§ TASK STATEMENT
Say how many lines of the material below contain the word "sorties", with no other words.

───── DATA IN THIS EXERCISE

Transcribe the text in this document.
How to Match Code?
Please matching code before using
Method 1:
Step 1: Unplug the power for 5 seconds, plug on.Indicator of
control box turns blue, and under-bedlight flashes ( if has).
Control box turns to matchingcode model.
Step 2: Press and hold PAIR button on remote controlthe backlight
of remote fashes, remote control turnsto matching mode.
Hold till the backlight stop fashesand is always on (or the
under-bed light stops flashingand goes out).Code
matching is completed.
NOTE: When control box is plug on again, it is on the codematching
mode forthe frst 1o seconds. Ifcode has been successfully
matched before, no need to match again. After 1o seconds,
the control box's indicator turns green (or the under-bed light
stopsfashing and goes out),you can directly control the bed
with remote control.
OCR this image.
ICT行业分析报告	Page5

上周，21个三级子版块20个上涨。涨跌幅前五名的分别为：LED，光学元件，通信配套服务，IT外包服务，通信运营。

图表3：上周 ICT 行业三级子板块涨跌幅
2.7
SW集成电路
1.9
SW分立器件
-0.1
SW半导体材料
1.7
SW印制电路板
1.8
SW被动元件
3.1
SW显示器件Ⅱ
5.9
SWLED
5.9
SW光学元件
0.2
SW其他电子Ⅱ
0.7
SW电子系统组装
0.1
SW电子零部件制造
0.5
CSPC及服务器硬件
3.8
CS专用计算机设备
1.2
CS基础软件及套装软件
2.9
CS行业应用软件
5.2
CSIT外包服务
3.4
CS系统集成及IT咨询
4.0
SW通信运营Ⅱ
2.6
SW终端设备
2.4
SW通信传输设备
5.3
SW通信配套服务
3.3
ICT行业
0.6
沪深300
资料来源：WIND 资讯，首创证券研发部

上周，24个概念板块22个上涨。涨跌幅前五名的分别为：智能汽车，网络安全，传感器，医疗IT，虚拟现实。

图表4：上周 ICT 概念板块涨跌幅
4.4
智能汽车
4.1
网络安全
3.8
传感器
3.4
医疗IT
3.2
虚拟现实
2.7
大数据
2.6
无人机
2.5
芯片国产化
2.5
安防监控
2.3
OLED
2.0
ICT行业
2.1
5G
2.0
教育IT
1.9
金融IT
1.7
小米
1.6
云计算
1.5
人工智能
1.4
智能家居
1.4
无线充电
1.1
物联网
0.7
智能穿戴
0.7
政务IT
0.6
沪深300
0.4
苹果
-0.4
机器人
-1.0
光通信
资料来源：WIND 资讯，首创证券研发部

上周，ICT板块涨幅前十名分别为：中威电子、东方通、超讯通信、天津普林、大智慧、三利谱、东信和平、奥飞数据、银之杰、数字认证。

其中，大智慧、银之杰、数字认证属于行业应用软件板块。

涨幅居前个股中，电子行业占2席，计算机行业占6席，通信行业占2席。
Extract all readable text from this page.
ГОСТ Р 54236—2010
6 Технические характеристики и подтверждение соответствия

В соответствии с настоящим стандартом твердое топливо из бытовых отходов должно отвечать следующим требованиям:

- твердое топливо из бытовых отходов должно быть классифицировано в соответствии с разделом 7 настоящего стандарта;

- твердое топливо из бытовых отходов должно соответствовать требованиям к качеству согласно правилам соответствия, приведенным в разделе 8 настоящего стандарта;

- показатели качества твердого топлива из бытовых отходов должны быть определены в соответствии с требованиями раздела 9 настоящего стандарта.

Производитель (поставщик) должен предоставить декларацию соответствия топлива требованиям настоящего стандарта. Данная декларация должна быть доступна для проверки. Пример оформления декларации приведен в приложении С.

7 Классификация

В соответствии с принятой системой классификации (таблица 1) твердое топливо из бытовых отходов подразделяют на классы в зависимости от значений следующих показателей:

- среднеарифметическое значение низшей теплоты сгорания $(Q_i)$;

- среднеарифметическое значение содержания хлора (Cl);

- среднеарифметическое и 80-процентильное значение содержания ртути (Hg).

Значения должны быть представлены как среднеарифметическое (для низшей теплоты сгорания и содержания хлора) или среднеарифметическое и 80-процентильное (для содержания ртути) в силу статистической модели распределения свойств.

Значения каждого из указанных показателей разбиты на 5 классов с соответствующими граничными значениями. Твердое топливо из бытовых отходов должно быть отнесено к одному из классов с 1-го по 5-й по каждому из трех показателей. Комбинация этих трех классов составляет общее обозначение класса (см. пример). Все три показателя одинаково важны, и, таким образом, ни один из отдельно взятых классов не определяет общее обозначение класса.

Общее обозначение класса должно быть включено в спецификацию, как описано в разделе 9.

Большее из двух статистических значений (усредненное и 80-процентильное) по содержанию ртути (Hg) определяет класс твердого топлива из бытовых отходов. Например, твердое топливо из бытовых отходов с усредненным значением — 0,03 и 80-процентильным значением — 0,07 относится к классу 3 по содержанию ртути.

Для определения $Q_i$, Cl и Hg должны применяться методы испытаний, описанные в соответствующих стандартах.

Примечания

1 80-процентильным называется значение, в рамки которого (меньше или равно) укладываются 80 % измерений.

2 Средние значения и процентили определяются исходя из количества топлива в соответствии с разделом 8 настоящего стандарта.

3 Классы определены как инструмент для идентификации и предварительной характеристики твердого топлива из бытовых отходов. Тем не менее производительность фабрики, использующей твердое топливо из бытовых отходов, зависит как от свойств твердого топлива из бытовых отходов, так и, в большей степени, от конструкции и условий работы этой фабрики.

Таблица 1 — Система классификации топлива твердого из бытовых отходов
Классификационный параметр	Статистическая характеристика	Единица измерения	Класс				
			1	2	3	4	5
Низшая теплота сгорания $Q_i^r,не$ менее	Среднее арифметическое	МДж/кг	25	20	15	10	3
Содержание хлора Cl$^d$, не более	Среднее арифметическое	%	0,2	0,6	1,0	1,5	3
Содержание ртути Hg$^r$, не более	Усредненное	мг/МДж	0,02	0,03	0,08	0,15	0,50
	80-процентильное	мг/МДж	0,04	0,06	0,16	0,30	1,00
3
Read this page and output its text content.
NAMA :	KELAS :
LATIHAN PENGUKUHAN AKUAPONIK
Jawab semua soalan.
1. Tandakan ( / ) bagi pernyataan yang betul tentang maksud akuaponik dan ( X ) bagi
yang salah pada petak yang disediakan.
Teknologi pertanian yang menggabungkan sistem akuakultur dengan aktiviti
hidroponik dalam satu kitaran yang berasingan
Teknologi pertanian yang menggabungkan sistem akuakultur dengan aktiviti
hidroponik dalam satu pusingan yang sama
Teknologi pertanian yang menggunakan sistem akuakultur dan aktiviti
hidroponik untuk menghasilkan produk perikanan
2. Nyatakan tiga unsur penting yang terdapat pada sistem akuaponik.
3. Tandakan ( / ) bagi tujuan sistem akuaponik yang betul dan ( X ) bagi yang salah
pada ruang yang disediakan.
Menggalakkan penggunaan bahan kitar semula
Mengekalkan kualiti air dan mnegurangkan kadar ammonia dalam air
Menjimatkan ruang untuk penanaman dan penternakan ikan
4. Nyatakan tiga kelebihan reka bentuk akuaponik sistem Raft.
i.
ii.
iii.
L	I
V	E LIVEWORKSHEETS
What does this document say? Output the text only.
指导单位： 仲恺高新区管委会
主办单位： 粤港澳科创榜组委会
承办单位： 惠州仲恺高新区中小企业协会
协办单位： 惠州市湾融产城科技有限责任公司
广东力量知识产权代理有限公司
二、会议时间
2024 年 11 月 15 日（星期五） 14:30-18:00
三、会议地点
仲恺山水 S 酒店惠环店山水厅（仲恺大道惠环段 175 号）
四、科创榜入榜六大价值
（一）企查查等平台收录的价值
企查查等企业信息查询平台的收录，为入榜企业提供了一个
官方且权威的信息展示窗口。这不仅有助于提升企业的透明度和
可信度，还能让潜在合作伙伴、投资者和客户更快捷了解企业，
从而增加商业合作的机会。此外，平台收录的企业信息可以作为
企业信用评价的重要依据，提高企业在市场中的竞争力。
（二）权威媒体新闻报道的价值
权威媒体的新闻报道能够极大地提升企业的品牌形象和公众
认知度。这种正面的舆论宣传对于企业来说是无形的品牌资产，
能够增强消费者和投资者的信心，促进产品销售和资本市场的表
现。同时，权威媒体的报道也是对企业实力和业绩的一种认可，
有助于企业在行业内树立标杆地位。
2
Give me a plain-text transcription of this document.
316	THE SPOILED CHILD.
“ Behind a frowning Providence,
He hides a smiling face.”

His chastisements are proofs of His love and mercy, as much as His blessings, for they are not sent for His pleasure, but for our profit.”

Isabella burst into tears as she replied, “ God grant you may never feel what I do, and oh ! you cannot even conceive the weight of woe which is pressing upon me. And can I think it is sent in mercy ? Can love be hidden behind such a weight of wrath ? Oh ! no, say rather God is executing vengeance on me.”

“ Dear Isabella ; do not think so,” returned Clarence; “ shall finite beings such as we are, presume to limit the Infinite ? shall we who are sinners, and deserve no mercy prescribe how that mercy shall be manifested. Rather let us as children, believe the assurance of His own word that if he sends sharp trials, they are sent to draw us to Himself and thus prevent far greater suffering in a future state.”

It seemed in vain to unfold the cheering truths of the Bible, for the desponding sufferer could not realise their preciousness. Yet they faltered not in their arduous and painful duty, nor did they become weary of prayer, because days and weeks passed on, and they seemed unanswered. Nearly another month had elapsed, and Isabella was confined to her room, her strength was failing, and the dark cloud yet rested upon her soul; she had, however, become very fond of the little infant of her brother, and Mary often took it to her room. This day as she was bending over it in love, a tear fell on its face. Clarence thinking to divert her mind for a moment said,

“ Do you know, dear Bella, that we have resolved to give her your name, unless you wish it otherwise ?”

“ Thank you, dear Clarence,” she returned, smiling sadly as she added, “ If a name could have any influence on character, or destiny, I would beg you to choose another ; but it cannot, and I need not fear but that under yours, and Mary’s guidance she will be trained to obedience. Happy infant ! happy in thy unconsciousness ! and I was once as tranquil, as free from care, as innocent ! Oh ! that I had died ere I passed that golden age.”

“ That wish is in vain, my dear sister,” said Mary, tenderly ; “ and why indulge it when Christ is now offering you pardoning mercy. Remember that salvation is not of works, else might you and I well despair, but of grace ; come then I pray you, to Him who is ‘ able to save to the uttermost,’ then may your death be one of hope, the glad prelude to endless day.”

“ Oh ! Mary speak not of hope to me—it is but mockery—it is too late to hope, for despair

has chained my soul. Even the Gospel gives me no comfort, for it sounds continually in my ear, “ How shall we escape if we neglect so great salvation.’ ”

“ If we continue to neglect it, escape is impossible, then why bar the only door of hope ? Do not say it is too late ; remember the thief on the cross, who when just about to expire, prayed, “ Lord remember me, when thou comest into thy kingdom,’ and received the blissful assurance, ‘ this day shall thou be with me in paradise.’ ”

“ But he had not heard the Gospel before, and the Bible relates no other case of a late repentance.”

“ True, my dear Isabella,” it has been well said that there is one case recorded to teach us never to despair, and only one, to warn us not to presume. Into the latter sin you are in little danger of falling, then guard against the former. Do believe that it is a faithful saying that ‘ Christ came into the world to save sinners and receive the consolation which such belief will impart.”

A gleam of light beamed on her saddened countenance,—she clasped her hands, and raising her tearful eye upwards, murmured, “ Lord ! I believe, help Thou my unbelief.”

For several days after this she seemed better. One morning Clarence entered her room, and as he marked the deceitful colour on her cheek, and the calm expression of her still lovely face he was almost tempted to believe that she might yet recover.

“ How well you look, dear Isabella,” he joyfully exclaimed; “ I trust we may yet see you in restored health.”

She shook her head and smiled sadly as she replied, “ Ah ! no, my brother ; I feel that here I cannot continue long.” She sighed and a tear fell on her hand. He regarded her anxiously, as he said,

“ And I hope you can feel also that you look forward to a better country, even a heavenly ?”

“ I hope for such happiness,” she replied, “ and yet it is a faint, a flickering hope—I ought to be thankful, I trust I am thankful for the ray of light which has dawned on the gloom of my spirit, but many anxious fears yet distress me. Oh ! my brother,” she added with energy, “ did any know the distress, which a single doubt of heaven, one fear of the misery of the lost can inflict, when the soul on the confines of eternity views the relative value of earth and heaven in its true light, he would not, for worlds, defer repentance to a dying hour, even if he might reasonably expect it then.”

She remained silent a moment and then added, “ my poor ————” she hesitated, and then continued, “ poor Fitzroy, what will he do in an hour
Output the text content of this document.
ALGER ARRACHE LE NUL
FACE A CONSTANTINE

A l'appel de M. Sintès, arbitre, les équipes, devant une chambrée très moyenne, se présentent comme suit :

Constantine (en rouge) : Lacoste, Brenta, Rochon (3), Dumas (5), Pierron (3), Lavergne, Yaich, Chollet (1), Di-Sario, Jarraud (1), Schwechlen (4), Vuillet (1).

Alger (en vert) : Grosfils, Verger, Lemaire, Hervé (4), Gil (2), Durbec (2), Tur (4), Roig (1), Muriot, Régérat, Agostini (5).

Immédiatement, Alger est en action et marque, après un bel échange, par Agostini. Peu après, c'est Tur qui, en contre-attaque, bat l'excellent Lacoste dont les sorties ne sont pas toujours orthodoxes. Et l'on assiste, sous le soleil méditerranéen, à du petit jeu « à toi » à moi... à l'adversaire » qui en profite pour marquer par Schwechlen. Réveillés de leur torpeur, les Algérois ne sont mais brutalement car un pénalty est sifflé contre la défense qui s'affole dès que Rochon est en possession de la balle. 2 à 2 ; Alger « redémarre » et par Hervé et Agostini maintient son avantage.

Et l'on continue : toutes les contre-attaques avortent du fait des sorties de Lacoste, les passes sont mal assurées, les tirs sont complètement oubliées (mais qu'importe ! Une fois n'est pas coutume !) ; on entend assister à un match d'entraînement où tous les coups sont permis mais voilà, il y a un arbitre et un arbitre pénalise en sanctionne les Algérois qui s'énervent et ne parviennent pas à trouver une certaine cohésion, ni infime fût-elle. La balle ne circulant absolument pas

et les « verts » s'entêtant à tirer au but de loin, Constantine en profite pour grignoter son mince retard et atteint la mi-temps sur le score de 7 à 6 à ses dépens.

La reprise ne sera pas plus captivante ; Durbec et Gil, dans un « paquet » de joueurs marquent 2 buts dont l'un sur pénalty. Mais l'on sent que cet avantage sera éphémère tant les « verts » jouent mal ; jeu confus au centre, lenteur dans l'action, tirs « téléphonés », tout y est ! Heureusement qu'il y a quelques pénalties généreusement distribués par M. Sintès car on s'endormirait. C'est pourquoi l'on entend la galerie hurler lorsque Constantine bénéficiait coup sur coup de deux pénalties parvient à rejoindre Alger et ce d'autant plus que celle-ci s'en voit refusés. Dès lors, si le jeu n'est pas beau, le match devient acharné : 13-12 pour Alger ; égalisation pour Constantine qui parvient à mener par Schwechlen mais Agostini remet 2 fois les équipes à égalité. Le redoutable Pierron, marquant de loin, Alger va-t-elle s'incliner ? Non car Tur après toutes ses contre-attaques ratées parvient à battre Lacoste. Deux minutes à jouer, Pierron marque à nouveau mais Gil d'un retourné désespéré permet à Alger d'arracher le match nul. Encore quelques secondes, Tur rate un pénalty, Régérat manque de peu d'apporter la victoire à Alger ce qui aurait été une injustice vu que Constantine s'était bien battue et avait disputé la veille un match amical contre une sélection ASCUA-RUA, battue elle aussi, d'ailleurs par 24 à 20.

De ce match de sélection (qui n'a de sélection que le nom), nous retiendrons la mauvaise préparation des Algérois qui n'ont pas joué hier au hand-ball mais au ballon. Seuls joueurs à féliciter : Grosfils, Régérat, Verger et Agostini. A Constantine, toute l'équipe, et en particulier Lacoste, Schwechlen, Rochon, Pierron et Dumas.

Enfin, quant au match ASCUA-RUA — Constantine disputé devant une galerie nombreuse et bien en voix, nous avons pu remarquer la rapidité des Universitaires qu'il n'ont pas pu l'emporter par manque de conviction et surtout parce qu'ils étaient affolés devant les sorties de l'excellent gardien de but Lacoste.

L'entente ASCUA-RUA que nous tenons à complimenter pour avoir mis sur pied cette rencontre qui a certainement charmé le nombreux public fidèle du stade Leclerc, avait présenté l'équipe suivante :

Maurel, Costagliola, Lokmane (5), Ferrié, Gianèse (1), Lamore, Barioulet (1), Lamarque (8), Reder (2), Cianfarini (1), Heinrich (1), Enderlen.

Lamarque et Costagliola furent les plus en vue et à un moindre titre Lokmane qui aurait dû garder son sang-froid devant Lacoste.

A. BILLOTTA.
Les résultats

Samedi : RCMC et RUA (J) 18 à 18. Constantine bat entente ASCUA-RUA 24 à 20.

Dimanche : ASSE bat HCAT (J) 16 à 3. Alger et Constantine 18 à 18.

──────────

§ ANSWER BELOW
3